CHALLENGE :: Would you set down every entry shown below, precisely as written?

EXTRACTED ENTRIES ::
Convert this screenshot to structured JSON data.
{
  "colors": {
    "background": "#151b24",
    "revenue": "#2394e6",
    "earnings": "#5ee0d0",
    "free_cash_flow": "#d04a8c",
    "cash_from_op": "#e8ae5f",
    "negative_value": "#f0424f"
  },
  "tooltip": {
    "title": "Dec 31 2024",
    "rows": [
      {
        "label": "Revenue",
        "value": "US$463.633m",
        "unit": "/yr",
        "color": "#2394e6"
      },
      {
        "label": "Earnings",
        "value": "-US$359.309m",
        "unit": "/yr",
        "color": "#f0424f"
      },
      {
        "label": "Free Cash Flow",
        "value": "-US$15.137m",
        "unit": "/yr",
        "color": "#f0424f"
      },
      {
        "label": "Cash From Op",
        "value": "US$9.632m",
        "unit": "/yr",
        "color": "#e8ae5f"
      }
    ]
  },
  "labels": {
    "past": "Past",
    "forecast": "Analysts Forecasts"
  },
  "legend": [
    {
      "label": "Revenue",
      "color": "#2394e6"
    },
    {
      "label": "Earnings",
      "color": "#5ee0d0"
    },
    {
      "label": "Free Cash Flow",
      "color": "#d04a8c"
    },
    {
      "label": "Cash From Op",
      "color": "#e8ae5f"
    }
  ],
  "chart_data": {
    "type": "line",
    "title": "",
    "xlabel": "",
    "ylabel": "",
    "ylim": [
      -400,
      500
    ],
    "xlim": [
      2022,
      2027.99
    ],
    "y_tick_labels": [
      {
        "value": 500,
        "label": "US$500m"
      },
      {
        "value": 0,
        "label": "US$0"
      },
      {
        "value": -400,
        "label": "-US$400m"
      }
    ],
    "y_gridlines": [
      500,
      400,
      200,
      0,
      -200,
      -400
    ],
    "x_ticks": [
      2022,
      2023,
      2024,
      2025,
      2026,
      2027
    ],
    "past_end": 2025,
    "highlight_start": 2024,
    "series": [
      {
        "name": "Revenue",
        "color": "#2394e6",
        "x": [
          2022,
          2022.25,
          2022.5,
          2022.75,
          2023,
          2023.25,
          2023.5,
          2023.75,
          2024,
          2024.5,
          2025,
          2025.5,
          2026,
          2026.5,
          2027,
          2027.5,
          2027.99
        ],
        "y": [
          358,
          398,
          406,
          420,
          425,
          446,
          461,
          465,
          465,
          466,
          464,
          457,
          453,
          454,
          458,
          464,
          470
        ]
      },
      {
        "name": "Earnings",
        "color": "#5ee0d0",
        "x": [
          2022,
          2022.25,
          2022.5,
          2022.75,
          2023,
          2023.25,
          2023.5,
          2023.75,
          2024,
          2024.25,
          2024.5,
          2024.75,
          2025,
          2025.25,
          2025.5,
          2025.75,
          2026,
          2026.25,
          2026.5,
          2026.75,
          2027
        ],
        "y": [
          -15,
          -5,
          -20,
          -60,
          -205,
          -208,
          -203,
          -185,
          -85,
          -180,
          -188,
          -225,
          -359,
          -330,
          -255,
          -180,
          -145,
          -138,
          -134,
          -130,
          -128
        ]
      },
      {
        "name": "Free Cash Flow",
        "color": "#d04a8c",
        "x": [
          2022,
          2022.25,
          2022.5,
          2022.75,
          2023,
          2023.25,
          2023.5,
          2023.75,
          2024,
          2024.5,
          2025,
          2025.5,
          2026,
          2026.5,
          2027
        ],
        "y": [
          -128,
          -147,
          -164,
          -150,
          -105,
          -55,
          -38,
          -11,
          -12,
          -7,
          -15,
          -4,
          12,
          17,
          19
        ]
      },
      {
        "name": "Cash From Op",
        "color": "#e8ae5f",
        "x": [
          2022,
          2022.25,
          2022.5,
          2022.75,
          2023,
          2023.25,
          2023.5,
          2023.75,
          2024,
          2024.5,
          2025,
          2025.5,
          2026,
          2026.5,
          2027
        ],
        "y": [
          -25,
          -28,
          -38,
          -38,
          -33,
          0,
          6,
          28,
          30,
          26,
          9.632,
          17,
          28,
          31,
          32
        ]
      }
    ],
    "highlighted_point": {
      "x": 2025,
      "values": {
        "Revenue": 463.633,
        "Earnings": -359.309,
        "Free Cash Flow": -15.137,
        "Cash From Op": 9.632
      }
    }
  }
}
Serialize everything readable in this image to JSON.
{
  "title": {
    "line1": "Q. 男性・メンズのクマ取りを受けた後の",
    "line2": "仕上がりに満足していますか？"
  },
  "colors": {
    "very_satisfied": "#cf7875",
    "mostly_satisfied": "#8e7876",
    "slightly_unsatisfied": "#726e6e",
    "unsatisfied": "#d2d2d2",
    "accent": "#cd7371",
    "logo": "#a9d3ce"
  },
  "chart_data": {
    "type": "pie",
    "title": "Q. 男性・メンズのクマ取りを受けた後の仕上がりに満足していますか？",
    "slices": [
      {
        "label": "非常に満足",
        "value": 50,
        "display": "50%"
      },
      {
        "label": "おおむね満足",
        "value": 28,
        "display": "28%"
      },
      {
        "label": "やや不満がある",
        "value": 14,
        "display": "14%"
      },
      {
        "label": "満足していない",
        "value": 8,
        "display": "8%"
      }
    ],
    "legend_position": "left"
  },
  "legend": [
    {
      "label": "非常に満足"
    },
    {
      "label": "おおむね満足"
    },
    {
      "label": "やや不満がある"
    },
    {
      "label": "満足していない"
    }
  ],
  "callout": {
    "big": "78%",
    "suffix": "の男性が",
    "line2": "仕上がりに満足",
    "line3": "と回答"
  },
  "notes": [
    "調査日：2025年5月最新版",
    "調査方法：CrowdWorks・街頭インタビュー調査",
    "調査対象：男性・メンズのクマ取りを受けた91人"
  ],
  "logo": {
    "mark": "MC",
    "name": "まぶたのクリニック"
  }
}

EXPECTED ANSWER ::
Convert this screenshot to structured JSON data.
{
  "colors": {
    "background": "#151b24",
    "revenue": "#2394e6",
    "earnings": "#5ee0d0",
    "free_cash_flow": "#d04a8c",
    "cash_from_op": "#e8ae5f",
    "negative_value": "#f0424f"
  },
  "tooltip": {
    "title": "Dec 31 2024",
    "rows": [
      {
        "label": "Revenue",
        "value": "US$463.633m",
        "unit": "/yr",
        "color": "#2394e6"
      },
      {
        "label": "Earnings",
        "value": "-US$359.309m",
        "unit": "/yr",
        "color": "#f0424f"
      },
      {
        "label": "Free Cash Flow",
        "value": "-US$15.137m",
        "unit": "/yr",
        "color": "#f0424f"
      },
      {
        "label": "Cash From Op",
        "value": "US$9.632m",
        "unit": "/yr",
        "color": "#e8ae5f"
      }
    ]
  },
  "labels": {
    "past": "Past",
    "forecast": "Analysts Forecasts"
  },
  "legend": [
    {
      "label": "Revenue",
      "color": "#2394e6"
    },
    {
      "label": "Earnings",
      "color": "#5ee0d0"
    },
    {
      "label": "Free Cash Flow",
      "color": "#d04a8c"
    },
    {
      "label": "Cash From Op",
      "color": "#e8ae5f"
    }
  ],
  "chart_data": {
    "type": "line",
    "title": "",
    "xlabel": "",
    "ylabel": "",
    "ylim": [
      -400,
      500
    ],
    "xlim": [
      2022,
      2027.99
    ],
    "y_tick_labels": [
      {
        "value": 500,
        "label": "US$500m"
      },
      {
        "value": 0,
        "label": "US$0"
      },
      {
        "value": -400,
        "label": "-US$400m"
      }
    ],
    "y_gridlines": [
      500,
      400,
      200,
      0,
      -200,
      -400
    ],
    "x_ticks": [
      2022,
      2023,
      2024,
      2025,
      2026,
      2027
    ],
    "past_end": 2025,
    "highlight_start": 2024,
    "series": [
      {
        "name": "Revenue",
        "color": "#2394e6",
        "x": [
          2022,
          2022.25,
          2022.5,
          2022.75,
          2023,
          2023.25,
          2023.5,
          2023.75,
          2024,
          2024.5,
          2025,
          2025.5,
          2026,
          2026.5,
          2027,
          2027.5,
          2027.99
        ],
        "y": [
          358,
          398,
          406,
          420,
          425,
          446,
          461,
          465,
          465,
          466,
          464,
          457,
          453,
          454,
          458,
          464,
          470
        ]
      },
      {
        "name": "Earnings",
        "color": "#5ee0d0",
        "x": [
          2022,
          2022.25,
          2022.5,
          2022.75,
          2023,
          2023.25,
          2023.5,
          2023.75,
          2024,
          2024.25,
          2024.5,
          2024.75,
          2025,
          2025.25,
          2025.5,
          2025.75,
          2026,
          2026.25,
          2026.5,
          2026.75,
          2027
        ],
        "y": [
          -15,
          -5,
          -20,
          -60,
          -205,
          -208,
          -203,
          -185,
          -85,
          -180,
          -188,
          -225,
          -359,
          -330,
          -255,
          -180,
          -145,
          -138,
          -134,
          -130,
          -128
        ]
      },
      {
        "name": "Free Cash Flow",
        "color": "#d04a8c",
        "x": [
          2022,
          2022.25,
          2022.5,
          2022.75,
          2023,
          2023.25,
          2023.5,
          2023.75,
          2024,
          2024.5,
          2025,
          2025.5,
          2026,
          2026.5,
          2027
        ],
        "y": [
          -128,
          -147,
          -164,
          -150,
          -105,
          -55,
          -38,
          -11,
          -12,
          -7,
          -15,
          -4,
          12,
          17,
          19
        ]
      },
      {
        "name": "Cash From Op",
        "color": "#e8ae5f",
        "x": [
          2022,
          2022.25,
          2022.5,
          2022.75,
          2023,
          2023.25,
          2023.5,
          2023.75,
          2024,
          2024.5,
          2025,
          2025.5,
          2026,
          2026.5,
          2027
        ],
        "y": [
          -25,
          -28,
          -38,
          -38,
          -33,
          0,
          6,
          28,
          30,
          26,
          9.632,
          17,
          28,
          31,
          32
        ]
      }
    ],
    "highlighted_point": {
      "x": 2025,
      "values": {
        "Revenue": 463.633,
        "Earnings": -359.309,
        "Free Cash Flow": -15.137,
        "Cash From Op": 9.632
      }
    }
  }
}
Serialize everything readable in this image to JSON.
{
  "title": {
    "line1": "Q. 男性・メンズのクマ取りを受けた後の",
    "line2": "仕上がりに満足していますか？"
  },
  "colors": {
    "very_satisfied": "#cf7875",
    "mostly_satisfied": "#8e7876",
    "slightly_unsatisfied": "#726e6e",
    "unsatisfied": "#d2d2d2",
    "accent": "#cd7371",
    "logo": "#a9d3ce"
  },
  "chart_data": {
    "type": "pie",
    "title": "Q. 男性・メンズのクマ取りを受けた後の仕上がりに満足していますか？",
    "slices": [
      {
        "label": "非常に満足",
        "value": 50,
        "display": "50%"
      },
      {
        "label": "おおむね満足",
        "value": 28,
        "display": "28%"
      },
      {
        "label": "やや不満がある",
        "value": 14,
        "display": "14%"
      },
      {
        "label": "満足していない",
        "value": 8,
        "display": "8%"
      }
    ],
    "legend_position": "left"
  },
  "legend": [
    {
      "label": "非常に満足"
    },
    {
      "label": "おおむね満足"
    },
    {
      "label": "やや不満がある"
    },
    {
      "label": "満足していない"
    }
  ],
  "callout": {
    "big": "78%",
    "suffix": "の男性が",
    "line2": "仕上がりに満足",
    "line3": "と回答"
  },
  "notes": [
    "調査日：2025年5月最新版",
    "調査方法：CrowdWorks・街頭インタビュー調査",
    "調査対象：男性・メンズのクマ取りを受けた91人"
  ],
  "logo": {
    "mark": "MC",
    "name": "まぶたのクリニック"
  }
}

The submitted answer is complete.